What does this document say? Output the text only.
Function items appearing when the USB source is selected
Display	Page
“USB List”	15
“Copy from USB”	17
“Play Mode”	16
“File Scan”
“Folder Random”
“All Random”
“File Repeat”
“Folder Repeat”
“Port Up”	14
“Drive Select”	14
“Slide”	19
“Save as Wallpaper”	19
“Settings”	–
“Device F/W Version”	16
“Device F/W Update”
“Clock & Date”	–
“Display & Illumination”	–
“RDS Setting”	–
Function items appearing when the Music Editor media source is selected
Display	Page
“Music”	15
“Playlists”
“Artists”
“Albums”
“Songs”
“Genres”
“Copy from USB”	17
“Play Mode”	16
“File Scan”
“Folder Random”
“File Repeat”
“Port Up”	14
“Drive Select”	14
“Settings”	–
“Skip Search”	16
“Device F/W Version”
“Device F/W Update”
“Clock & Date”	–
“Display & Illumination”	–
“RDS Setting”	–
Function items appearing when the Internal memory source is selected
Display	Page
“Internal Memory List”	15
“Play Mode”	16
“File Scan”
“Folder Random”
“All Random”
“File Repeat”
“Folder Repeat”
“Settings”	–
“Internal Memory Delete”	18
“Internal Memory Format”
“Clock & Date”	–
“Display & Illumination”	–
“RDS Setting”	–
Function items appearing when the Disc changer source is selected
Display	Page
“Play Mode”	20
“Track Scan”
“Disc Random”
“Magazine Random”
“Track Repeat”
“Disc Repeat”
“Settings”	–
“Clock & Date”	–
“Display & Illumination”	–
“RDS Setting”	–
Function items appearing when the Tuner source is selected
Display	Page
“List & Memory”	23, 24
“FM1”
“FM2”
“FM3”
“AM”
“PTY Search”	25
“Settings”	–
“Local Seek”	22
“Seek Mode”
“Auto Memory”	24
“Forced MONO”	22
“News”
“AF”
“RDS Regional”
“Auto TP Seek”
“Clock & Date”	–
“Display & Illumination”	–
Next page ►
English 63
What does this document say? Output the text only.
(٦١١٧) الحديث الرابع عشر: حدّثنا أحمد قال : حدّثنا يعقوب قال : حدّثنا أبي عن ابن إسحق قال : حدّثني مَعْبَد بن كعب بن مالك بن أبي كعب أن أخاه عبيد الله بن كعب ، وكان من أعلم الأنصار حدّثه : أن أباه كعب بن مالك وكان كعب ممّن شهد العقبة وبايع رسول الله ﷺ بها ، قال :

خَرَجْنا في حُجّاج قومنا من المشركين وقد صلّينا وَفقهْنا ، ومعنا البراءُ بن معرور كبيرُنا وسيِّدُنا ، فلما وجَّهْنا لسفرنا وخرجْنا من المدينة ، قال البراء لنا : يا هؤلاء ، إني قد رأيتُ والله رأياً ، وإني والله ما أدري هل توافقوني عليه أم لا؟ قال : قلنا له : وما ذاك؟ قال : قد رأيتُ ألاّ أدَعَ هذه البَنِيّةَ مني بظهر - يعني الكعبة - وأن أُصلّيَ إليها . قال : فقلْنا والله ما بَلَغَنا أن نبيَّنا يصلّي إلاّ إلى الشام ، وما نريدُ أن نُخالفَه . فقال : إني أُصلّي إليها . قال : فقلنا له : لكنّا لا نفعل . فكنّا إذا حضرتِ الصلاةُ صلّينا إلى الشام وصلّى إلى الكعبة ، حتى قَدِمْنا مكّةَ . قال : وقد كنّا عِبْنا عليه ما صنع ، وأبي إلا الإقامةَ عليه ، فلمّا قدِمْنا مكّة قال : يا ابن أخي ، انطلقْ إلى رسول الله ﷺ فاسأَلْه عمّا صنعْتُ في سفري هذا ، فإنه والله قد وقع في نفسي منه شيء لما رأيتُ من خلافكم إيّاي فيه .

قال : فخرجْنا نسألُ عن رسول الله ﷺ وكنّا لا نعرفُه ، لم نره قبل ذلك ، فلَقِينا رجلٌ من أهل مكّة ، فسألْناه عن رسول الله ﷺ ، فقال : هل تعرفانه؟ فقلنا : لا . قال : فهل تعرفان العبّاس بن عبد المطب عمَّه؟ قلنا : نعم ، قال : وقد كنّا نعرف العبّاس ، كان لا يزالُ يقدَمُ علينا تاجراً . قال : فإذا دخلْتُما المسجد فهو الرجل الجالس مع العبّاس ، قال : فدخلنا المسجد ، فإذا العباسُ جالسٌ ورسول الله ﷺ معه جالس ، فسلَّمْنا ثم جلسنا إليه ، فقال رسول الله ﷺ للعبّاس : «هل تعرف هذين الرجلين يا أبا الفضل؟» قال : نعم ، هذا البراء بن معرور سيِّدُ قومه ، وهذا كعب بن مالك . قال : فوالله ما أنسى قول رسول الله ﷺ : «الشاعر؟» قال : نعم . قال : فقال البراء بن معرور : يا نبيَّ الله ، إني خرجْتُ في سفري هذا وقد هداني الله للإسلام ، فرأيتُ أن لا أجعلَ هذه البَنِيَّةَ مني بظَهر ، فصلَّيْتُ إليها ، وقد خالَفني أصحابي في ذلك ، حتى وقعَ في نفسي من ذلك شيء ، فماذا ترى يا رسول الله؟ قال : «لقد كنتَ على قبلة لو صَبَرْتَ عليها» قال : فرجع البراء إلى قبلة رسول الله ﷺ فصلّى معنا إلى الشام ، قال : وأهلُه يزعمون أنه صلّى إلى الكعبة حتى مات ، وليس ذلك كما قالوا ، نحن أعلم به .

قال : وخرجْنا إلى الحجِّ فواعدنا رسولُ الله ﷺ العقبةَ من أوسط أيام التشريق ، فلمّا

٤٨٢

● ● ● ●

**Set problem**
Print the whole listing again, exactly.

**Task answer**
What does this document say? Output the text only.
Function items appearing when the USB source is selected
Display	Page
“USB List”	15
“Copy from USB”	17
“Play Mode”	16
“File Scan”
“Folder Random”
“All Random”
“File Repeat”
“Folder Repeat”
“Port Up”	14
“Drive Select”	14
“Slide”	19
“Save as Wallpaper”	19
“Settings”	–
“Device F/W Version”	16
“Device F/W Update”
“Clock & Date”	–
“Display & Illumination”	–
“RDS Setting”	–
Function items appearing when the Music Editor media source is selected
Display	Page
“Music”	15
“Playlists”
“Artists”
“Albums”
“Songs”
“Genres”
“Copy from USB”	17
“Play Mode”	16
“File Scan”
“Folder Random”
“File Repeat”
“Port Up”	14
“Drive Select”	14
“Settings”	–
“Skip Search”	16
“Device F/W Version”
“Device F/W Update”
“Clock & Date”	–
“Display & Illumination”	–
“RDS Setting”	–
Function items appearing when the Internal memory source is selected
Display	Page
“Internal Memory List”	15
“Play Mode”	16
“File Scan”
“Folder Random”
“All Random”
“File Repeat”
“Folder Repeat”
“Settings”	–
“Internal Memory Delete”	18
“Internal Memory Format”
“Clock & Date”	–
“Display & Illumination”	–
“RDS Setting”	–
Function items appearing when the Disc changer source is selected
Display	Page
“Play Mode”	20
“Track Scan”
“Disc Random”
“Magazine Random”
“Track Repeat”
“Disc Repeat”
“Settings”	–
“Clock & Date”	–
“Display & Illumination”	–
“RDS Setting”	–
Function items appearing when the Tuner source is selected
Display	Page
“List & Memory”	23, 24
“FM1”
“FM2”
“FM3”
“AM”
“PTY Search”	25
“Settings”	–
“Local Seek”	22
“Seek Mode”
“Auto Memory”	24
“Forced MONO”	22
“News”
“AF”
“RDS Regional”
“Auto TP Seek”
“Clock & Date”	–
“Display & Illumination”	–
Next page ►
English 63
What does this document say? Output the text only.
(٦١١٧) الحديث الرابع عشر: حدّثنا أحمد قال : حدّثنا يعقوب قال : حدّثنا أبي عن ابن إسحق قال : حدّثني مَعْبَد بن كعب بن مالك بن أبي كعب أن أخاه عبيد الله بن كعب ، وكان من أعلم الأنصار حدّثه : أن أباه كعب بن مالك وكان كعب ممّن شهد العقبة وبايع رسول الله ﷺ بها ، قال :

خَرَجْنا في حُجّاج قومنا من المشركين وقد صلّينا وَفقهْنا ، ومعنا البراءُ بن معرور كبيرُنا وسيِّدُنا ، فلما وجَّهْنا لسفرنا وخرجْنا من المدينة ، قال البراء لنا : يا هؤلاء ، إني قد رأيتُ والله رأياً ، وإني والله ما أدري هل توافقوني عليه أم لا؟ قال : قلنا له : وما ذاك؟ قال : قد رأيتُ ألاّ أدَعَ هذه البَنِيّةَ مني بظهر - يعني الكعبة - وأن أُصلّيَ إليها . قال : فقلْنا والله ما بَلَغَنا أن نبيَّنا يصلّي إلاّ إلى الشام ، وما نريدُ أن نُخالفَه . فقال : إني أُصلّي إليها . قال : فقلنا له : لكنّا لا نفعل . فكنّا إذا حضرتِ الصلاةُ صلّينا إلى الشام وصلّى إلى الكعبة ، حتى قَدِمْنا مكّةَ . قال : وقد كنّا عِبْنا عليه ما صنع ، وأبي إلا الإقامةَ عليه ، فلمّا قدِمْنا مكّة قال : يا ابن أخي ، انطلقْ إلى رسول الله ﷺ فاسأَلْه عمّا صنعْتُ في سفري هذا ، فإنه والله قد وقع في نفسي منه شيء لما رأيتُ من خلافكم إيّاي فيه .

قال : فخرجْنا نسألُ عن رسول الله ﷺ وكنّا لا نعرفُه ، لم نره قبل ذلك ، فلَقِينا رجلٌ من أهل مكّة ، فسألْناه عن رسول الله ﷺ ، فقال : هل تعرفانه؟ فقلنا : لا . قال : فهل تعرفان العبّاس بن عبد المطب عمَّه؟ قلنا : نعم ، قال : وقد كنّا نعرف العبّاس ، كان لا يزالُ يقدَمُ علينا تاجراً . قال : فإذا دخلْتُما المسجد فهو الرجل الجالس مع العبّاس ، قال : فدخلنا المسجد ، فإذا العباسُ جالسٌ ورسول الله ﷺ معه جالس ، فسلَّمْنا ثم جلسنا إليه ، فقال رسول الله ﷺ للعبّاس : «هل تعرف هذين الرجلين يا أبا الفضل؟» قال : نعم ، هذا البراء بن معرور سيِّدُ قومه ، وهذا كعب بن مالك . قال : فوالله ما أنسى قول رسول الله ﷺ : «الشاعر؟» قال : نعم . قال : فقال البراء بن معرور : يا نبيَّ الله ، إني خرجْتُ في سفري هذا وقد هداني الله للإسلام ، فرأيتُ أن لا أجعلَ هذه البَنِيَّةَ مني بظَهر ، فصلَّيْتُ إليها ، وقد خالَفني أصحابي في ذلك ، حتى وقعَ في نفسي من ذلك شيء ، فماذا ترى يا رسول الله؟ قال : «لقد كنتَ على قبلة لو صَبَرْتَ عليها» قال : فرجع البراء إلى قبلة رسول الله ﷺ فصلّى معنا إلى الشام ، قال : وأهلُه يزعمون أنه صلّى إلى الكعبة حتى مات ، وليس ذلك كما قالوا ، نحن أعلم به .

قال : وخرجْنا إلى الحجِّ فواعدنا رسولُ الله ﷺ العقبةَ من أوسط أيام التشريق ، فلمّا

٤٨٢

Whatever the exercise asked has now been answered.